Give the data below again exactly as written, without its pictures.

§ **Data entries**:
**********

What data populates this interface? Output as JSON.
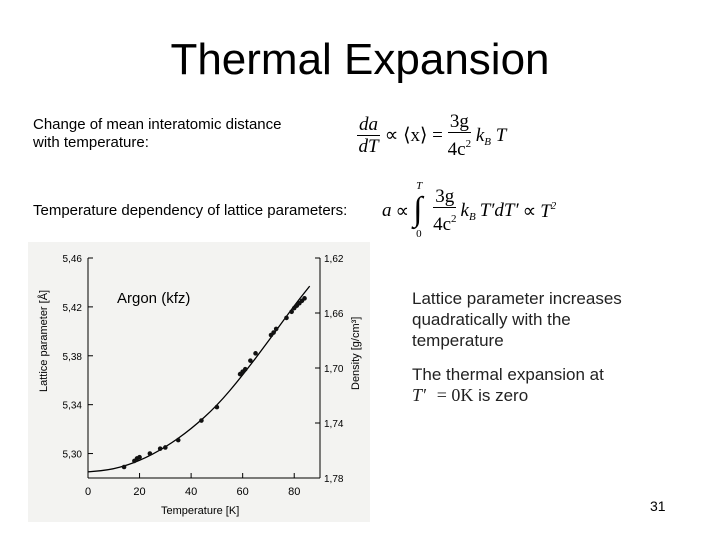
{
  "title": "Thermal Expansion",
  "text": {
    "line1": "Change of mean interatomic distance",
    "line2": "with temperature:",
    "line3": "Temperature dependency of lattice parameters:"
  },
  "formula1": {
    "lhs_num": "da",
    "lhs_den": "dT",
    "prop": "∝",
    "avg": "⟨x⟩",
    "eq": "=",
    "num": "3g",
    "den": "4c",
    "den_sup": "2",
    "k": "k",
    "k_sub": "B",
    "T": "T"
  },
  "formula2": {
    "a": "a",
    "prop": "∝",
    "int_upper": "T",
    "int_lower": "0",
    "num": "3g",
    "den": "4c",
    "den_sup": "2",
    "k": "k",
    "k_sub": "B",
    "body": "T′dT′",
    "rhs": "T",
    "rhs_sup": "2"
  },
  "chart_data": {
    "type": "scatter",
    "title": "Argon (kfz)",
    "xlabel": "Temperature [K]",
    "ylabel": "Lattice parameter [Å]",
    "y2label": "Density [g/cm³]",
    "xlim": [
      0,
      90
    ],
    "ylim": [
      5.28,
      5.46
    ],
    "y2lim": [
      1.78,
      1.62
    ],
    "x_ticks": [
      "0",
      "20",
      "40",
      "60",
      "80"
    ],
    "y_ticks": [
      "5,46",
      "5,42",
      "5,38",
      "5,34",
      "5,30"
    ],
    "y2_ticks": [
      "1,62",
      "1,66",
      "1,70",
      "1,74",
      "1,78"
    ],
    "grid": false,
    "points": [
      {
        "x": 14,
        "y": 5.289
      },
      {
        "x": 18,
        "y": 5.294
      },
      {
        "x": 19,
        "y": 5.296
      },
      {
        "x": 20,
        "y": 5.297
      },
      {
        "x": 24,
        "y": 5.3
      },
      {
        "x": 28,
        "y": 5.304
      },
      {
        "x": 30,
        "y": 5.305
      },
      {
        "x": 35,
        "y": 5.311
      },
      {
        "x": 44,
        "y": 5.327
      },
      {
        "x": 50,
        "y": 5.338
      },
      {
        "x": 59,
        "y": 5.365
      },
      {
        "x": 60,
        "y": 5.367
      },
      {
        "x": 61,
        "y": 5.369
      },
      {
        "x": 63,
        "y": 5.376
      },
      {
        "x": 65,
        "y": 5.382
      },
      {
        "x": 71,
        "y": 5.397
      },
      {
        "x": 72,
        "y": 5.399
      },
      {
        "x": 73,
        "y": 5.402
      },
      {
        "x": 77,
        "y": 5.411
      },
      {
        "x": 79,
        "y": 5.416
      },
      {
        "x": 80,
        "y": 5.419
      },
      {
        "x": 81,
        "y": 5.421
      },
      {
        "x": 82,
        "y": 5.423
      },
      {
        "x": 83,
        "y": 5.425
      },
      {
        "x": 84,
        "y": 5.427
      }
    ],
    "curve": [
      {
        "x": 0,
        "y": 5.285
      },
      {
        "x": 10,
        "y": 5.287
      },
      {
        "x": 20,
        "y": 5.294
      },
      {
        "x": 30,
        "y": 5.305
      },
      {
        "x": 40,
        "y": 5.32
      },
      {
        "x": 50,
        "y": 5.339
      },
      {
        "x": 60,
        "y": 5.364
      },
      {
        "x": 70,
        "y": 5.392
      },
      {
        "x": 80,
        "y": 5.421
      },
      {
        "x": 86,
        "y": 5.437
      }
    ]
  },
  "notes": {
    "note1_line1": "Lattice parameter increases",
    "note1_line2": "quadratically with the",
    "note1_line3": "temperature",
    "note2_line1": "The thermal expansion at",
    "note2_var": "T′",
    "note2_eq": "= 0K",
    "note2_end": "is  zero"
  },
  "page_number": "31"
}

**********

§ **Reply**:
What data populates this interface? Output as JSON.
{
  "title": "Thermal Expansion",
  "text": {
    "line1": "Change of mean interatomic distance",
    "line2": "with temperature:",
    "line3": "Temperature dependency of lattice parameters:"
  },
  "formula1": {
    "lhs_num": "da",
    "lhs_den": "dT",
    "prop": "∝",
    "avg": "⟨x⟩",
    "eq": "=",
    "num": "3g",
    "den": "4c",
    "den_sup": "2",
    "k": "k",
    "k_sub": "B",
    "T": "T"
  },
  "formula2": {
    "a": "a",
    "prop": "∝",
    "int_upper": "T",
    "int_lower": "0",
    "num": "3g",
    "den": "4c",
    "den_sup": "2",
    "k": "k",
    "k_sub": "B",
    "body": "T′dT′",
    "rhs": "T",
    "rhs_sup": "2"
  },
  "chart_data": {
    "type": "scatter",
    "title": "Argon (kfz)",
    "xlabel": "Temperature [K]",
    "ylabel": "Lattice parameter [Å]",
    "y2label": "Density [g/cm³]",
    "xlim": [
      0,
      90
    ],
    "ylim": [
      5.28,
      5.46
    ],
    "y2lim": [
      1.78,
      1.62
    ],
    "x_ticks": [
      "0",
      "20",
      "40",
      "60",
      "80"
    ],
    "y_ticks": [
      "5,46",
      "5,42",
      "5,38",
      "5,34",
      "5,30"
    ],
    "y2_ticks": [
      "1,62",
      "1,66",
      "1,70",
      "1,74",
      "1,78"
    ],
    "grid": false,
    "points": [
      {
        "x": 14,
        "y": 5.289
      },
      {
        "x": 18,
        "y": 5.294
      },
      {
        "x": 19,
        "y": 5.296
      },
      {
        "x": 20,
        "y": 5.297
      },
      {
        "x": 24,
        "y": 5.3
      },
      {
        "x": 28,
        "y": 5.304
      },
      {
        "x": 30,
        "y": 5.305
      },
      {
        "x": 35,
        "y": 5.311
      },
      {
        "x": 44,
        "y": 5.327
      },
      {
        "x": 50,
        "y": 5.338
      },
      {
        "x": 59,
        "y": 5.365
      },
      {
        "x": 60,
        "y": 5.367
      },
      {
        "x": 61,
        "y": 5.369
      },
      {
        "x": 63,
        "y": 5.376
      },
      {
        "x": 65,
        "y": 5.382
      },
      {
        "x": 71,
        "y": 5.397
      },
      {
        "x": 72,
        "y": 5.399
      },
      {
        "x": 73,
        "y": 5.402
      },
      {
        "x": 77,
        "y": 5.411
      },
      {
        "x": 79,
        "y": 5.416
      },
      {
        "x": 80,
        "y": 5.419
      },
      {
        "x": 81,
        "y": 5.421
      },
      {
        "x": 82,
        "y": 5.423
      },
      {
        "x": 83,
        "y": 5.425
      },
      {
        "x": 84,
        "y": 5.427
      }
    ],
    "curve": [
      {
        "x": 0,
        "y": 5.285
      },
      {
        "x": 10,
        "y": 5.287
      },
      {
        "x": 20,
        "y": 5.294
      },
      {
        "x": 30,
        "y": 5.305
      },
      {
        "x": 40,
        "y": 5.32
      },
      {
        "x": 50,
        "y": 5.339
      },
      {
        "x": 60,
        "y": 5.364
      },
      {
        "x": 70,
        "y": 5.392
      },
      {
        "x": 80,
        "y": 5.421
      },
      {
        "x": 86,
        "y": 5.437
      }
    ]
  },
  "notes": {
    "note1_line1": "Lattice parameter increases",
    "note1_line2": "quadratically with the",
    "note1_line3": "temperature",
    "note2_line1": "The thermal expansion at",
    "note2_var": "T′",
    "note2_eq": "= 0K",
    "note2_end": "is  zero"
  },
  "page_number": "31"
}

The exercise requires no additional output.